Material for the task.
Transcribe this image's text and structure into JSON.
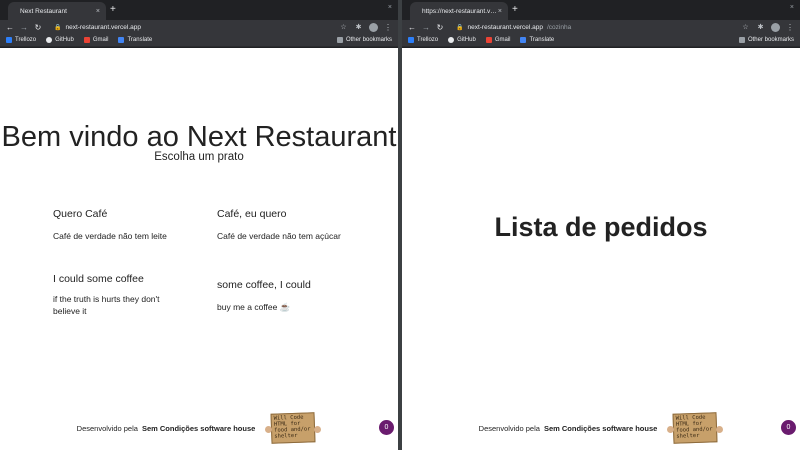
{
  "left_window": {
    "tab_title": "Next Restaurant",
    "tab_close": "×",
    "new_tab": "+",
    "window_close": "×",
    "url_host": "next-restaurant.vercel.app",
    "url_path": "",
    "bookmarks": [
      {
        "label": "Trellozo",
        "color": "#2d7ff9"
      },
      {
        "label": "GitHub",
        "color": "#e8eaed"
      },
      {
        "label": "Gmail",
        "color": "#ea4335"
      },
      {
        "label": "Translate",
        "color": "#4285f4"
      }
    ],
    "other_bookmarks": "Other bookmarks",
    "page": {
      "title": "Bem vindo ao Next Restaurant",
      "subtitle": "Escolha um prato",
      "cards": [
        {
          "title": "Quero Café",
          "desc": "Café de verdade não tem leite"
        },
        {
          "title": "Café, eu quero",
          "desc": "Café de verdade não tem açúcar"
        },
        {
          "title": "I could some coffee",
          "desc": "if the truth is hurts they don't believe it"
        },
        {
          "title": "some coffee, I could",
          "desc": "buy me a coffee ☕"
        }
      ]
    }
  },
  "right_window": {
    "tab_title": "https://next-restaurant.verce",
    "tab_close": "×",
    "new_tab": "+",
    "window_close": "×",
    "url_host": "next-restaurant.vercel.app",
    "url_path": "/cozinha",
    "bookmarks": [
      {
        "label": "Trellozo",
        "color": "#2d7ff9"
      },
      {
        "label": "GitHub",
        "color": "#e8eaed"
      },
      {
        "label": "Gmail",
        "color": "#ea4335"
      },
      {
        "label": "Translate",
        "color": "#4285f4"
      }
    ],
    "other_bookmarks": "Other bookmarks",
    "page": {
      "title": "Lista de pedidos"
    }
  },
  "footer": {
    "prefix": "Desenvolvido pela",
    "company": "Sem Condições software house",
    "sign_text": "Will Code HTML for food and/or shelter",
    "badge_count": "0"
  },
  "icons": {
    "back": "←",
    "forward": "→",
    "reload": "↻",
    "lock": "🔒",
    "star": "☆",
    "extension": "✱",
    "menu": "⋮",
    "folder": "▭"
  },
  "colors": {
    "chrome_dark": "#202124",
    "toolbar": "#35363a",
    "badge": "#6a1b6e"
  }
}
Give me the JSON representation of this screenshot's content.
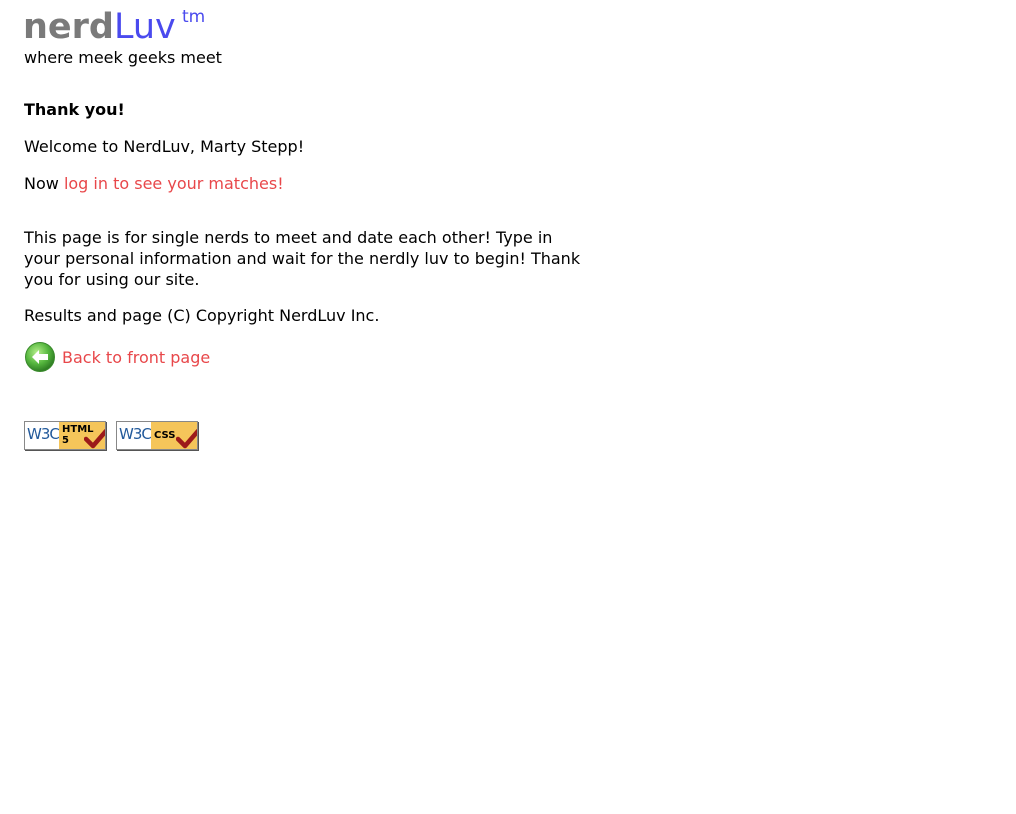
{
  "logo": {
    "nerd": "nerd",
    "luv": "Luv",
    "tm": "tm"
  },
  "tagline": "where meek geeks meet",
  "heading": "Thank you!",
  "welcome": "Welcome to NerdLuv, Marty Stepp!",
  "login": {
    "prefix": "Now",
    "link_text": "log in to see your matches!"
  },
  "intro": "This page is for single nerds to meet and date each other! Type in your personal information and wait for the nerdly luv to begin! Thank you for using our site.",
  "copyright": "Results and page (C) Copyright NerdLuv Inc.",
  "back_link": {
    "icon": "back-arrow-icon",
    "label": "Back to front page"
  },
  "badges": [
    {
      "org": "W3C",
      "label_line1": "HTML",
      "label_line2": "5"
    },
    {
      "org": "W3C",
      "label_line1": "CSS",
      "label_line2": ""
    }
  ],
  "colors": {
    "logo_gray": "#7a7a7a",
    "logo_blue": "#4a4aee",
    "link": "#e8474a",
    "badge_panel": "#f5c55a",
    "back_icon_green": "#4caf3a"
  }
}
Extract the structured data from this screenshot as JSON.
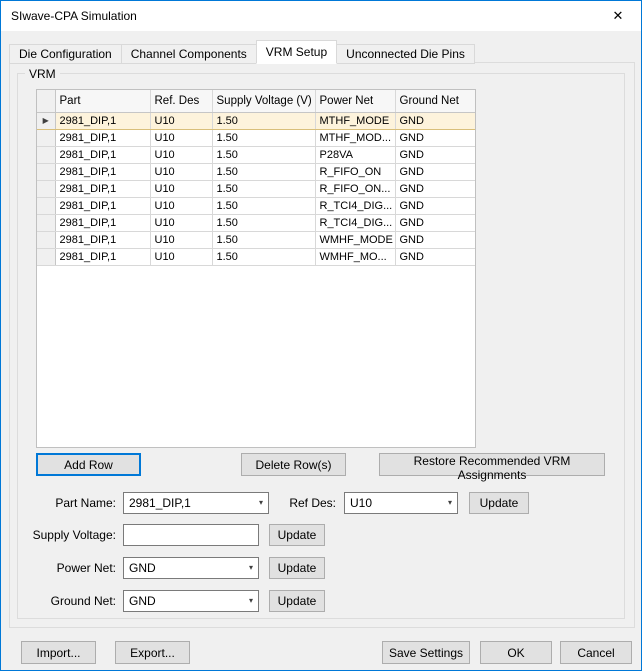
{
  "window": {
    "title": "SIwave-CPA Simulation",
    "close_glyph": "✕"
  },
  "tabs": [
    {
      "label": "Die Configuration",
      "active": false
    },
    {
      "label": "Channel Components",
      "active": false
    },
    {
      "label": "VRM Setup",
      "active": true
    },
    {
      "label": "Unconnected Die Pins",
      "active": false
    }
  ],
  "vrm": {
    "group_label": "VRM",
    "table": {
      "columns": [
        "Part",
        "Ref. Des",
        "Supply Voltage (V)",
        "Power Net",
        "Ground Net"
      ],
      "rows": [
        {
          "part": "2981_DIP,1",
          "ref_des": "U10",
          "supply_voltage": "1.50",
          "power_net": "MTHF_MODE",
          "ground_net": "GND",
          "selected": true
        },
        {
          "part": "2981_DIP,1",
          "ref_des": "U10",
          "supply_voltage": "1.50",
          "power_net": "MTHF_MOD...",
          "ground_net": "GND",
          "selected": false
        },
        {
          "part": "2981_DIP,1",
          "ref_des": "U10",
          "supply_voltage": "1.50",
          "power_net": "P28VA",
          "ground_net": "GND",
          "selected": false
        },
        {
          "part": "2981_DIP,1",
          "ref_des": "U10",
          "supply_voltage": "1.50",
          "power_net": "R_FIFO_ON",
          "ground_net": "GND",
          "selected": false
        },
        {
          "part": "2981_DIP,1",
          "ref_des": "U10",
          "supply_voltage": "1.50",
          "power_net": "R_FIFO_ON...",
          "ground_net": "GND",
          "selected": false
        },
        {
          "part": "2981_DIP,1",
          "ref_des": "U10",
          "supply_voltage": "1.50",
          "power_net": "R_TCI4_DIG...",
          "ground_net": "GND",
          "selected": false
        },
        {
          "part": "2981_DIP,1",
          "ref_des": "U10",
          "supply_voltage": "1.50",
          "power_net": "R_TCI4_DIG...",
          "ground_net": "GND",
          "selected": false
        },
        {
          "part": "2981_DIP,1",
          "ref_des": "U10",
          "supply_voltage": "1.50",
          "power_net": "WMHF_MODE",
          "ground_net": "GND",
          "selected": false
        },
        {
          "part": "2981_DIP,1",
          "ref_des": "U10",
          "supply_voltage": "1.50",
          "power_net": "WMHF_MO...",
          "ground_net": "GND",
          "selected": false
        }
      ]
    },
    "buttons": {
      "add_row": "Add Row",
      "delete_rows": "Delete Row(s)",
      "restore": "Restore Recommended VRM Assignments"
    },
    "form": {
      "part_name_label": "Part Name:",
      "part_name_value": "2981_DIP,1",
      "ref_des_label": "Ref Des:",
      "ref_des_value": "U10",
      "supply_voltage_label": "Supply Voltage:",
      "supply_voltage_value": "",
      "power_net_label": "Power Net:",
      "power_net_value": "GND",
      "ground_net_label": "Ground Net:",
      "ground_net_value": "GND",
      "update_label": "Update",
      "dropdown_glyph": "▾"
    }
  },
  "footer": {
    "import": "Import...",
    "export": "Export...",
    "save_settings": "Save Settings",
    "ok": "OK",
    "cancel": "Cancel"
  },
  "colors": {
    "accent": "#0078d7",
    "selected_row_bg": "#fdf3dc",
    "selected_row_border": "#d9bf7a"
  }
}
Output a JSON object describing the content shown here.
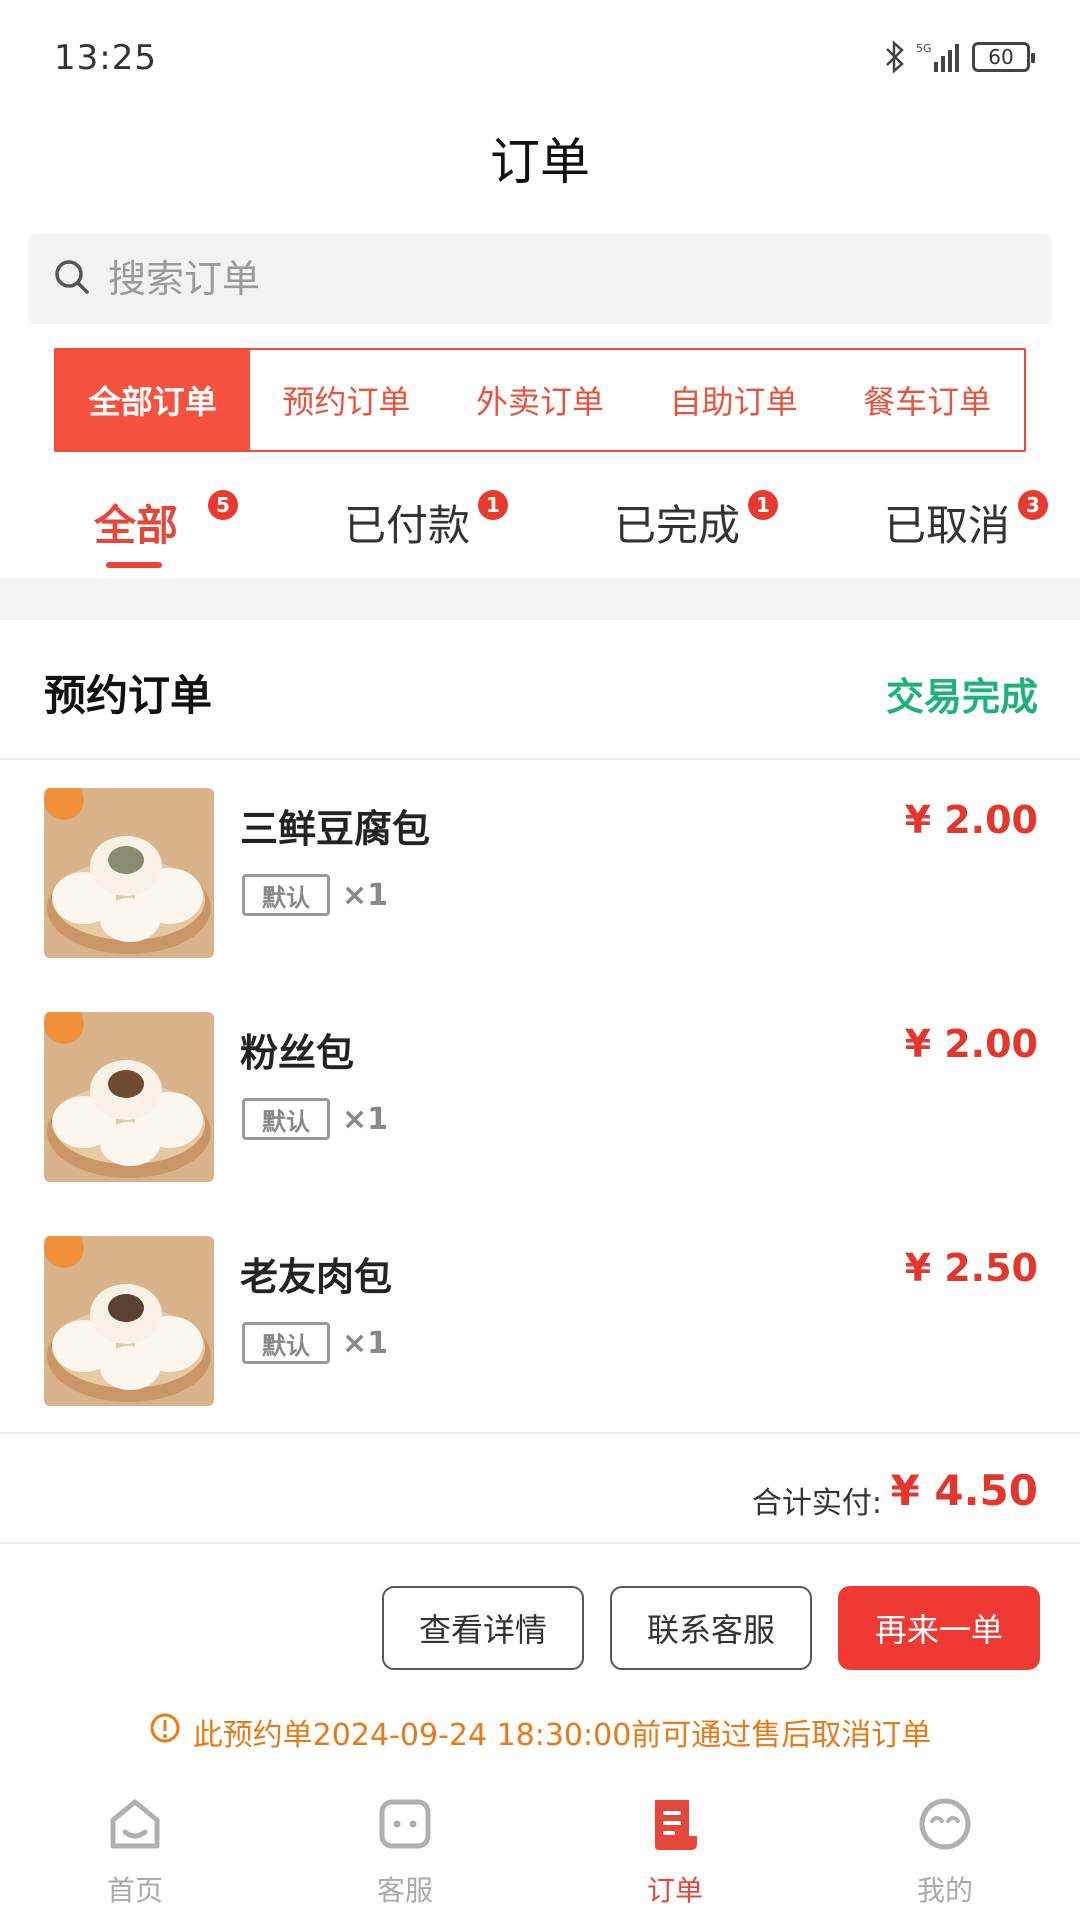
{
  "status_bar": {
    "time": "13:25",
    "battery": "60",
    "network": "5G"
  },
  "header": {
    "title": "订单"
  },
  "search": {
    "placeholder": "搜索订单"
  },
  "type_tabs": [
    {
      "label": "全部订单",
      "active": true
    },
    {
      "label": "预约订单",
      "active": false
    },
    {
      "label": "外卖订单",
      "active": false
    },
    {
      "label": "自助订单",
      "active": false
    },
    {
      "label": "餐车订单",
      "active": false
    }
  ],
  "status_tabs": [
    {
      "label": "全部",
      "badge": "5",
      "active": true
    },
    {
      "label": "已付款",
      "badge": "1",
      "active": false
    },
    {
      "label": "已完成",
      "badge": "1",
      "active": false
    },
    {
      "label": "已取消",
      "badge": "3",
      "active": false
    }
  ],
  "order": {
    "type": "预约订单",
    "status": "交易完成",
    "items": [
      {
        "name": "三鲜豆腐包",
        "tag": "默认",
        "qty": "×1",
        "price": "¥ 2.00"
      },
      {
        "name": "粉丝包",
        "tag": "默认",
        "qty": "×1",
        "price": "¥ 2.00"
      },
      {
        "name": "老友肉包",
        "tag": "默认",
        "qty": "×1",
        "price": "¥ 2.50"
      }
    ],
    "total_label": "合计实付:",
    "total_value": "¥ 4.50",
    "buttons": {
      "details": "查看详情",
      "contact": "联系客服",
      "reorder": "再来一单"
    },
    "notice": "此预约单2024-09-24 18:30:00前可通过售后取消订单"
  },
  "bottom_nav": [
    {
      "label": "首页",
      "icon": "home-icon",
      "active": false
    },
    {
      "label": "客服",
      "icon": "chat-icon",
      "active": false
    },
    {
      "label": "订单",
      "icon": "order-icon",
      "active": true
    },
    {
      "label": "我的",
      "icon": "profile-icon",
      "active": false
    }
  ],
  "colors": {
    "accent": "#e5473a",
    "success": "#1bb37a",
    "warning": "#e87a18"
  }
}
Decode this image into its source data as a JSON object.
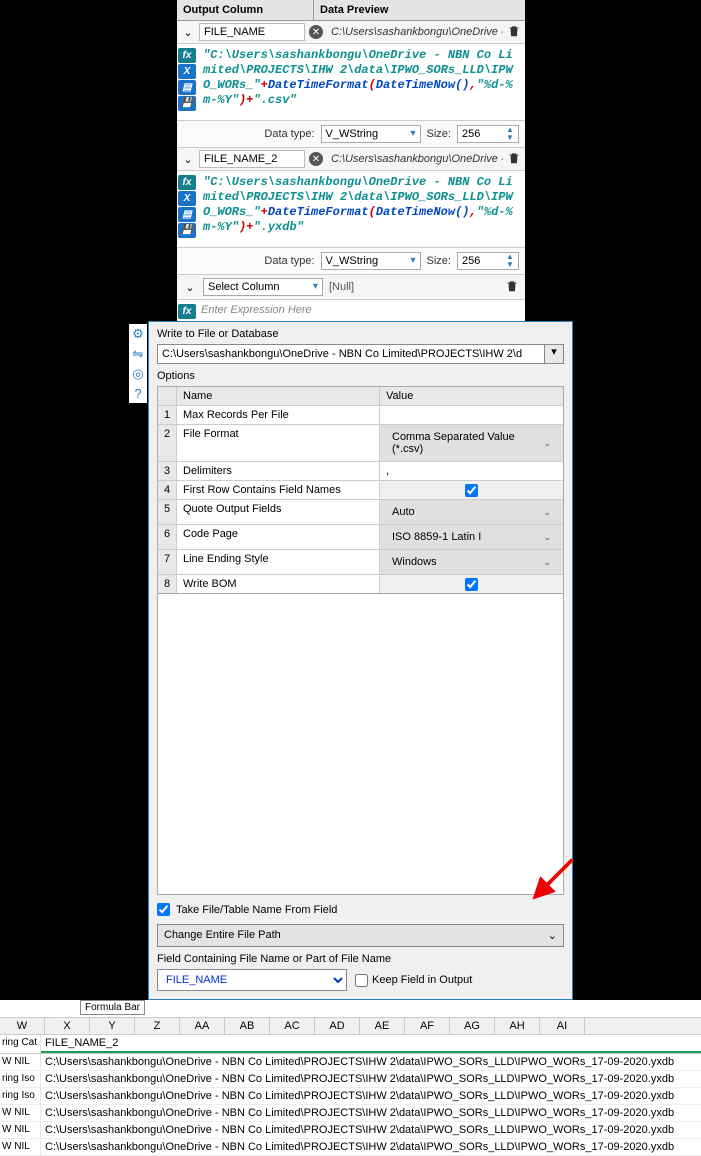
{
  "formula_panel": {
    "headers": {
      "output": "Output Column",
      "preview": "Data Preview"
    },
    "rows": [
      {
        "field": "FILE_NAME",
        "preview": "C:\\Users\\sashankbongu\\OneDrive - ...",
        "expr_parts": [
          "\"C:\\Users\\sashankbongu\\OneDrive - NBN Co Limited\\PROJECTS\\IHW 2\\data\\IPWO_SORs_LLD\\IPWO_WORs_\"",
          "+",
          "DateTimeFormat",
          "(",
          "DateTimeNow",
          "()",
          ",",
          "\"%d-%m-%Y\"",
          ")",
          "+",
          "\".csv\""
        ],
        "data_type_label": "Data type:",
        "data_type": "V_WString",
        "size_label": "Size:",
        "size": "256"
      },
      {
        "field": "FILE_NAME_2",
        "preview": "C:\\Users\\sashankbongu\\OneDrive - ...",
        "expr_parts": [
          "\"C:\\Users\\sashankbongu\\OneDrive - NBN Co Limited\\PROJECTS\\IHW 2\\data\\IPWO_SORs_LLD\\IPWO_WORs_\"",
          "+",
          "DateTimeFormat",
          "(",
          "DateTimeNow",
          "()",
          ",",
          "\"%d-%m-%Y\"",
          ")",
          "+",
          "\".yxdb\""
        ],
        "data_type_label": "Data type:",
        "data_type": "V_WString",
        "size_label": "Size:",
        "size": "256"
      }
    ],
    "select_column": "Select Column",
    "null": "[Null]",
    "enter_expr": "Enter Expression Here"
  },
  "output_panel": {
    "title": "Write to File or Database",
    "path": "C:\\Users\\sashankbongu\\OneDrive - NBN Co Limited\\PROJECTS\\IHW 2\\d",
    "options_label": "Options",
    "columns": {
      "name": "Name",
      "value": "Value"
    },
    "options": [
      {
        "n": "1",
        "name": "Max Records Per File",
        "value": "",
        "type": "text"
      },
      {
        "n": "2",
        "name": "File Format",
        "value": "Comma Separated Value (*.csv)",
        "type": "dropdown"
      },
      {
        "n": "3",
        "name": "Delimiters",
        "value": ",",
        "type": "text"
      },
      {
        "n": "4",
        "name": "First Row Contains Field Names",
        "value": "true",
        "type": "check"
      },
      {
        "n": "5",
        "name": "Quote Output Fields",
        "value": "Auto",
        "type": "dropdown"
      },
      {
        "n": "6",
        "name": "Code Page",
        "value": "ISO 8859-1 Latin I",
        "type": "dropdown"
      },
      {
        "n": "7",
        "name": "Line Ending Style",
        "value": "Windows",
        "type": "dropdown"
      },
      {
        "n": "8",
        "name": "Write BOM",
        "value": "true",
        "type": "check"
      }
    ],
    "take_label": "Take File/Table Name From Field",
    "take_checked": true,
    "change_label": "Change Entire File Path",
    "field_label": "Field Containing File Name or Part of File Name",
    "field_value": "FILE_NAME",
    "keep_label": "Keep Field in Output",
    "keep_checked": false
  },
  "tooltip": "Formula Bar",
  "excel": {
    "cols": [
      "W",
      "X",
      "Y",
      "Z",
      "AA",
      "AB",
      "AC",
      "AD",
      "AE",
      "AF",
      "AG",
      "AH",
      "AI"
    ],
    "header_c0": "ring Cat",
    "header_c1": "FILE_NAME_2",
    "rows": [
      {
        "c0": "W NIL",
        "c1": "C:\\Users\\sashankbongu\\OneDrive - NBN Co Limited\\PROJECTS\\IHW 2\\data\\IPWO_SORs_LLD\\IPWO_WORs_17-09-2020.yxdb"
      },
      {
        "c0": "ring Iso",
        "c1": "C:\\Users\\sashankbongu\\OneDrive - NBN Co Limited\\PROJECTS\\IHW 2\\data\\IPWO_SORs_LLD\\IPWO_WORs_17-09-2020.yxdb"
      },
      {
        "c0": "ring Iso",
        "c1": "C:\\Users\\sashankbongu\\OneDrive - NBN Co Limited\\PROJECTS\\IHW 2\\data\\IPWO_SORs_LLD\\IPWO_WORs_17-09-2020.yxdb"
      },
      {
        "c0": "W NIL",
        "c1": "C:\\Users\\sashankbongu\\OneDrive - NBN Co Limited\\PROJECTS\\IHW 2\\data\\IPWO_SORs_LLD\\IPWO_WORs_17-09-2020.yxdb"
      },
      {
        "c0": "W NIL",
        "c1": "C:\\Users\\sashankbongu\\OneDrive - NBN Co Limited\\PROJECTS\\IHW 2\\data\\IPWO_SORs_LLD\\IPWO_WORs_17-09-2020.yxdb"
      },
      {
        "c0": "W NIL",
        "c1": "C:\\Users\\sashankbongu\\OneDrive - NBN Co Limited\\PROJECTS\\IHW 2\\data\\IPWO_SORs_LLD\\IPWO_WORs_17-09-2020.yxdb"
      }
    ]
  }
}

Problem to solve. Locate each line containing the string "image" and show it.

Response.
Transcribe this image's text and structure into JSON.
Decode this image into its source data as a JSON object.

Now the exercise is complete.